## Exercise requirements:
Write out the full listing exactly as given, minus the images.
╔══
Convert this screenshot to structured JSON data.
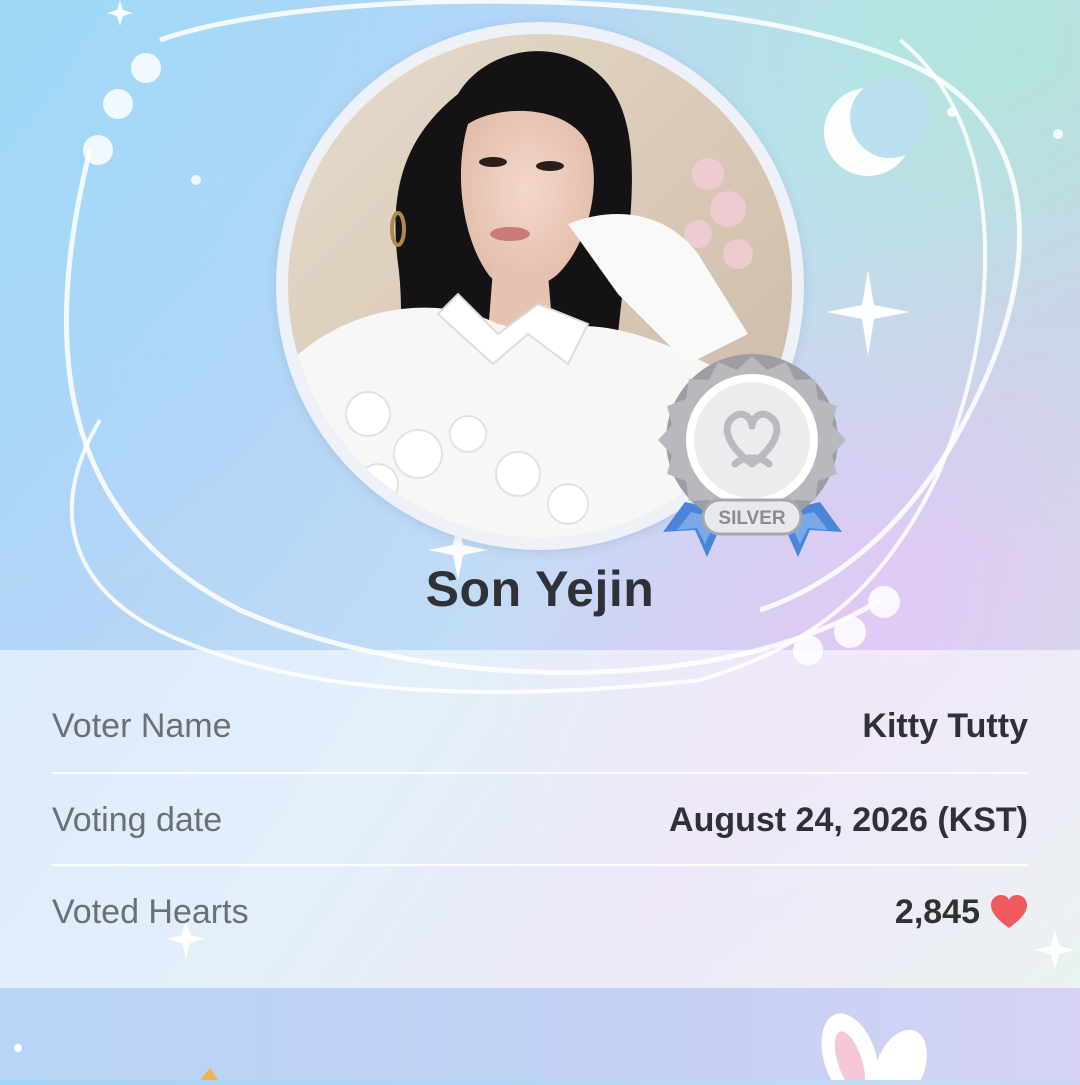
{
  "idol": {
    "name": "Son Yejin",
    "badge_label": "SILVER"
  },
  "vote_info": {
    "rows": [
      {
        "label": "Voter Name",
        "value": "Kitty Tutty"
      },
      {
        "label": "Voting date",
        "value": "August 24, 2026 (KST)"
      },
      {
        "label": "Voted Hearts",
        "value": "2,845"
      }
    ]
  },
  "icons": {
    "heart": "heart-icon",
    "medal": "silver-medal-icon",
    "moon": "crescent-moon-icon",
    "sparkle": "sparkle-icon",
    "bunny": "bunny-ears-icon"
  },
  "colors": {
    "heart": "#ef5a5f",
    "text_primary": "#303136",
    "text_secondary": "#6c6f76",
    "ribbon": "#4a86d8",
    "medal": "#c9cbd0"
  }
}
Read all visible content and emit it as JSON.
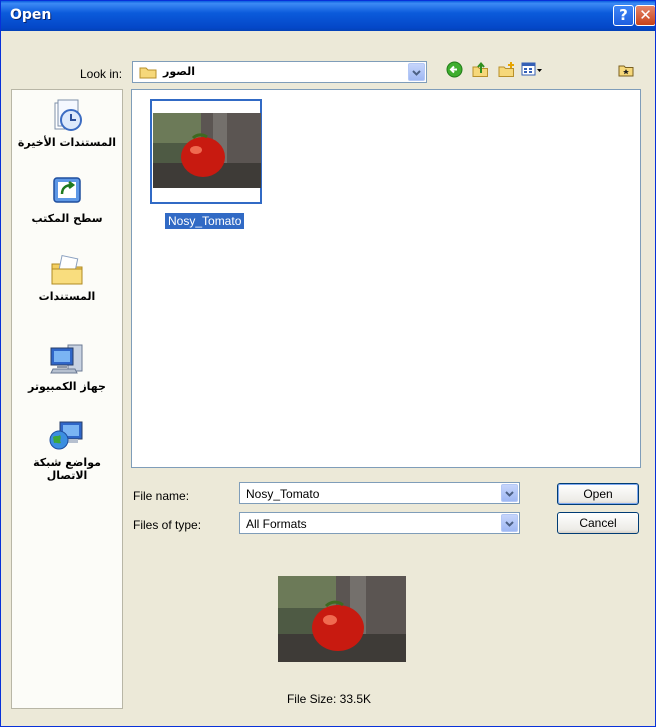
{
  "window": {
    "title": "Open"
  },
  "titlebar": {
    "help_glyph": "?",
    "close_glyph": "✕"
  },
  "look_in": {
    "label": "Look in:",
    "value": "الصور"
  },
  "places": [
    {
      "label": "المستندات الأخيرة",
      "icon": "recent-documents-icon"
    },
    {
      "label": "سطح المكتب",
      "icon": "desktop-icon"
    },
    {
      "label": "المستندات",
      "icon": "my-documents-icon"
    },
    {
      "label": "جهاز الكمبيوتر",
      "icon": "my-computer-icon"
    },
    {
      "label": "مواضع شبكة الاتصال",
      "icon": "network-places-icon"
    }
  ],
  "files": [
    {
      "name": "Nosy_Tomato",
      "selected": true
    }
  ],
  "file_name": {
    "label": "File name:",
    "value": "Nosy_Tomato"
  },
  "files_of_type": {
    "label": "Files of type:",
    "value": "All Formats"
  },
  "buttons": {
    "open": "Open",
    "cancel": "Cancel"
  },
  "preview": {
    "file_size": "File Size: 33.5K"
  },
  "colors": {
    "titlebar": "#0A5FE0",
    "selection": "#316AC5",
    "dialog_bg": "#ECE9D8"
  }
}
╚══
## Task answer:
Convert this screenshot to structured JSON data.
{
  "idol": {
    "name": "Son Yejin",
    "badge_label": "SILVER"
  },
  "vote_info": {
    "rows": [
      {
        "label": "Voter Name",
        "value": "Kitty Tutty"
      },
      {
        "label": "Voting date",
        "value": "August 24, 2026 (KST)"
      },
      {
        "label": "Voted Hearts",
        "value": "2,845"
      }
    ]
  },
  "icons": {
    "heart": "heart-icon",
    "medal": "silver-medal-icon",
    "moon": "crescent-moon-icon",
    "sparkle": "sparkle-icon",
    "bunny": "bunny-ears-icon"
  },
  "colors": {
    "heart": "#ef5a5f",
    "text_primary": "#303136",
    "text_secondary": "#6c6f76",
    "ribbon": "#4a86d8",
    "medal": "#c9cbd0"
  }
}
Read all visible content and emit it as JSON.
{
  "window": {
    "title": "Open"
  },
  "titlebar": {
    "help_glyph": "?",
    "close_glyph": "✕"
  },
  "look_in": {
    "label": "Look in:",
    "value": "الصور"
  },
  "places": [
    {
      "label": "المستندات الأخيرة",
      "icon": "recent-documents-icon"
    },
    {
      "label": "سطح المكتب",
      "icon": "desktop-icon"
    },
    {
      "label": "المستندات",
      "icon": "my-documents-icon"
    },
    {
      "label": "جهاز الكمبيوتر",
      "icon": "my-computer-icon"
    },
    {
      "label": "مواضع شبكة الاتصال",
      "icon": "network-places-icon"
    }
  ],
  "files": [
    {
      "name": "Nosy_Tomato",
      "selected": true
    }
  ],
  "file_name": {
    "label": "File name:",
    "value": "Nosy_Tomato"
  },
  "files_of_type": {
    "label": "Files of type:",
    "value": "All Formats"
  },
  "buttons": {
    "open": "Open",
    "cancel": "Cancel"
  },
  "preview": {
    "file_size": "File Size: 33.5K"
  },
  "colors": {
    "titlebar": "#0A5FE0",
    "selection": "#316AC5",
    "dialog_bg": "#ECE9D8"
  }
}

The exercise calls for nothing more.